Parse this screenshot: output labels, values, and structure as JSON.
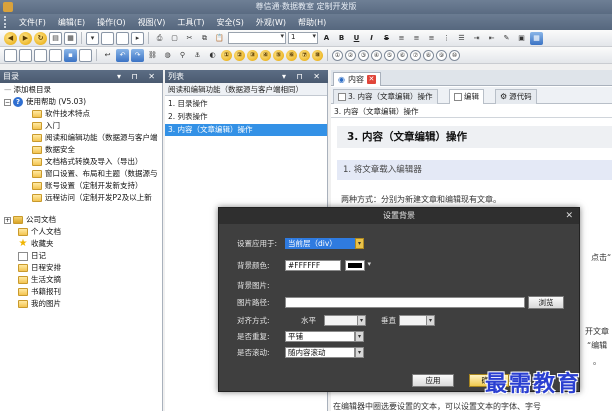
{
  "window": {
    "title": "尊信通·数据教室 定制开发版"
  },
  "menu": [
    "文件(F)",
    "编辑(E)",
    "操作(O)",
    "视图(V)",
    "工具(T)",
    "安全(S)",
    "外观(W)",
    "帮助(H)"
  ],
  "toolbar": {
    "font_size": "1",
    "bold": "B",
    "underline": "U",
    "italic": "I",
    "strike": "S",
    "numbers_row1": [
      "①",
      "②",
      "③",
      "④",
      "⑤",
      "⑥",
      "⑦",
      "⑧"
    ],
    "numbers_row2": [
      "①",
      "②",
      "③",
      "④",
      "⑤",
      "⑥",
      "⑦",
      "⑧",
      "⑨",
      "⑩"
    ]
  },
  "left_pane": {
    "title": "目录",
    "controls": "▾ ⊓ ✕",
    "items": [
      {
        "label": "添加根目录",
        "level": 0,
        "icon": "none"
      },
      {
        "label": "使用帮助 (V5.03)",
        "level": 1,
        "icon": "help"
      },
      {
        "label": "软件技术特点",
        "level": 2,
        "icon": "folder"
      },
      {
        "label": "入门",
        "level": 2,
        "icon": "folder"
      },
      {
        "label": "阅读和编辑功能（数据源与客户端",
        "level": 2,
        "icon": "folder"
      },
      {
        "label": "数据安全",
        "level": 2,
        "icon": "folder"
      },
      {
        "label": "文档格式转换及导入（导出）",
        "level": 2,
        "icon": "folder"
      },
      {
        "label": "窗口设置、布局和主题（数据源与",
        "level": 2,
        "icon": "folder"
      },
      {
        "label": "账号设置（定制开发新支持）",
        "level": 2,
        "icon": "folder"
      },
      {
        "label": "远程访问（定制开发P2及以上新",
        "level": 2,
        "icon": "folder"
      },
      {
        "label": "公司文档",
        "level": 1,
        "icon": "folder-dark"
      },
      {
        "label": "个人文档",
        "level": 1,
        "icon": "folder"
      },
      {
        "label": "收藏夹",
        "level": 1,
        "icon": "star"
      },
      {
        "label": "日记",
        "level": 1,
        "icon": "page"
      },
      {
        "label": "日程安排",
        "level": 1,
        "icon": "folder"
      },
      {
        "label": "生活文摘",
        "level": 1,
        "icon": "folder"
      },
      {
        "label": "书籍报刊",
        "level": 1,
        "icon": "folder"
      },
      {
        "label": "我的图片",
        "level": 1,
        "icon": "folder"
      }
    ]
  },
  "list_pane": {
    "title": "列表",
    "controls": "▾ ⊓ ✕",
    "header": "阅读和编辑功能（数据源与客户端相同）",
    "items": [
      "1. 目录操作",
      "2. 列表操作",
      "3. 内容（文章编辑）操作"
    ],
    "selected_index": 2
  },
  "content": {
    "tab_label": "内容",
    "subtabs": [
      "3. 内容（文章编辑）操作",
      "编辑",
      "源代码"
    ],
    "active_subtab": 1,
    "path": "3. 内容（文章编辑）操作",
    "heading": "3.  内容（文章编辑）操作",
    "subheading": "1.  将文章载入编辑器",
    "paragraph1": "两种方式：分别为新建文章和编辑现有文章。",
    "fragments": [
      "点击“",
      "开文章",
      "“编辑",
      "。"
    ],
    "bottom_text": "在编辑器中圈选要设置的文本，可以设置文本的字体、字号"
  },
  "dialog": {
    "title": "设置背景",
    "close": "✕",
    "apply_to_label": "设置应用于:",
    "apply_to_value": "当前层（div）",
    "bg_color_label": "背景颜色:",
    "bg_color_value": "#FFFFFF",
    "bg_image_label": "背景图片:",
    "image_path_label": "图片路径:",
    "image_path_value": "",
    "browse_button": "浏览",
    "align_label": "对齐方式:",
    "horizontal_label": "水平",
    "vertical_label": "垂直",
    "repeat_label": "是否重复:",
    "repeat_value": "平铺",
    "scroll_label": "是否滚动:",
    "scroll_value": "随内容滚动",
    "apply_button": "应用",
    "ok_button": "确定"
  },
  "watermark": "最需教育",
  "colors": {
    "selection": "#3391e6",
    "dialog_bg": "#3f3f3f",
    "titlebar": "#5a6b82"
  }
}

### TASK PROMPT:
Your task is an exact transcription of all the data, minus the pictures.

### COMPLETE ANSWER:
Parse this screenshot: output labels, values, and structure as JSON.
{
  "window": {
    "title": "尊信通·数据教室 定制开发版"
  },
  "menu": [
    "文件(F)",
    "编辑(E)",
    "操作(O)",
    "视图(V)",
    "工具(T)",
    "安全(S)",
    "外观(W)",
    "帮助(H)"
  ],
  "toolbar": {
    "font_size": "1",
    "bold": "B",
    "underline": "U",
    "italic": "I",
    "strike": "S",
    "numbers_row1": [
      "①",
      "②",
      "③",
      "④",
      "⑤",
      "⑥",
      "⑦",
      "⑧"
    ],
    "numbers_row2": [
      "①",
      "②",
      "③",
      "④",
      "⑤",
      "⑥",
      "⑦",
      "⑧",
      "⑨",
      "⑩"
    ]
  },
  "left_pane": {
    "title": "目录",
    "controls": "▾ ⊓ ✕",
    "items": [
      {
        "label": "添加根目录",
        "level": 0,
        "icon": "none"
      },
      {
        "label": "使用帮助 (V5.03)",
        "level": 1,
        "icon": "help"
      },
      {
        "label": "软件技术特点",
        "level": 2,
        "icon": "folder"
      },
      {
        "label": "入门",
        "level": 2,
        "icon": "folder"
      },
      {
        "label": "阅读和编辑功能（数据源与客户端",
        "level": 2,
        "icon": "folder"
      },
      {
        "label": "数据安全",
        "level": 2,
        "icon": "folder"
      },
      {
        "label": "文档格式转换及导入（导出）",
        "level": 2,
        "icon": "folder"
      },
      {
        "label": "窗口设置、布局和主题（数据源与",
        "level": 2,
        "icon": "folder"
      },
      {
        "label": "账号设置（定制开发新支持）",
        "level": 2,
        "icon": "folder"
      },
      {
        "label": "远程访问（定制开发P2及以上新",
        "level": 2,
        "icon": "folder"
      },
      {
        "label": "公司文档",
        "level": 1,
        "icon": "folder-dark"
      },
      {
        "label": "个人文档",
        "level": 1,
        "icon": "folder"
      },
      {
        "label": "收藏夹",
        "level": 1,
        "icon": "star"
      },
      {
        "label": "日记",
        "level": 1,
        "icon": "page"
      },
      {
        "label": "日程安排",
        "level": 1,
        "icon": "folder"
      },
      {
        "label": "生活文摘",
        "level": 1,
        "icon": "folder"
      },
      {
        "label": "书籍报刊",
        "level": 1,
        "icon": "folder"
      },
      {
        "label": "我的图片",
        "level": 1,
        "icon": "folder"
      }
    ]
  },
  "list_pane": {
    "title": "列表",
    "controls": "▾ ⊓ ✕",
    "header": "阅读和编辑功能（数据源与客户端相同）",
    "items": [
      "1. 目录操作",
      "2. 列表操作",
      "3. 内容（文章编辑）操作"
    ],
    "selected_index": 2
  },
  "content": {
    "tab_label": "内容",
    "subtabs": [
      "3. 内容（文章编辑）操作",
      "编辑",
      "源代码"
    ],
    "active_subtab": 1,
    "path": "3. 内容（文章编辑）操作",
    "heading": "3.  内容（文章编辑）操作",
    "subheading": "1.  将文章载入编辑器",
    "paragraph1": "两种方式：分别为新建文章和编辑现有文章。",
    "fragments": [
      "点击“",
      "开文章",
      "“编辑",
      "。"
    ],
    "bottom_text": "在编辑器中圈选要设置的文本，可以设置文本的字体、字号"
  },
  "dialog": {
    "title": "设置背景",
    "close": "✕",
    "apply_to_label": "设置应用于:",
    "apply_to_value": "当前层（div）",
    "bg_color_label": "背景颜色:",
    "bg_color_value": "#FFFFFF",
    "bg_image_label": "背景图片:",
    "image_path_label": "图片路径:",
    "image_path_value": "",
    "browse_button": "浏览",
    "align_label": "对齐方式:",
    "horizontal_label": "水平",
    "vertical_label": "垂直",
    "repeat_label": "是否重复:",
    "repeat_value": "平铺",
    "scroll_label": "是否滚动:",
    "scroll_value": "随内容滚动",
    "apply_button": "应用",
    "ok_button": "确定"
  },
  "watermark": "最需教育",
  "colors": {
    "selection": "#3391e6",
    "dialog_bg": "#3f3f3f",
    "titlebar": "#5a6b82"
  }
}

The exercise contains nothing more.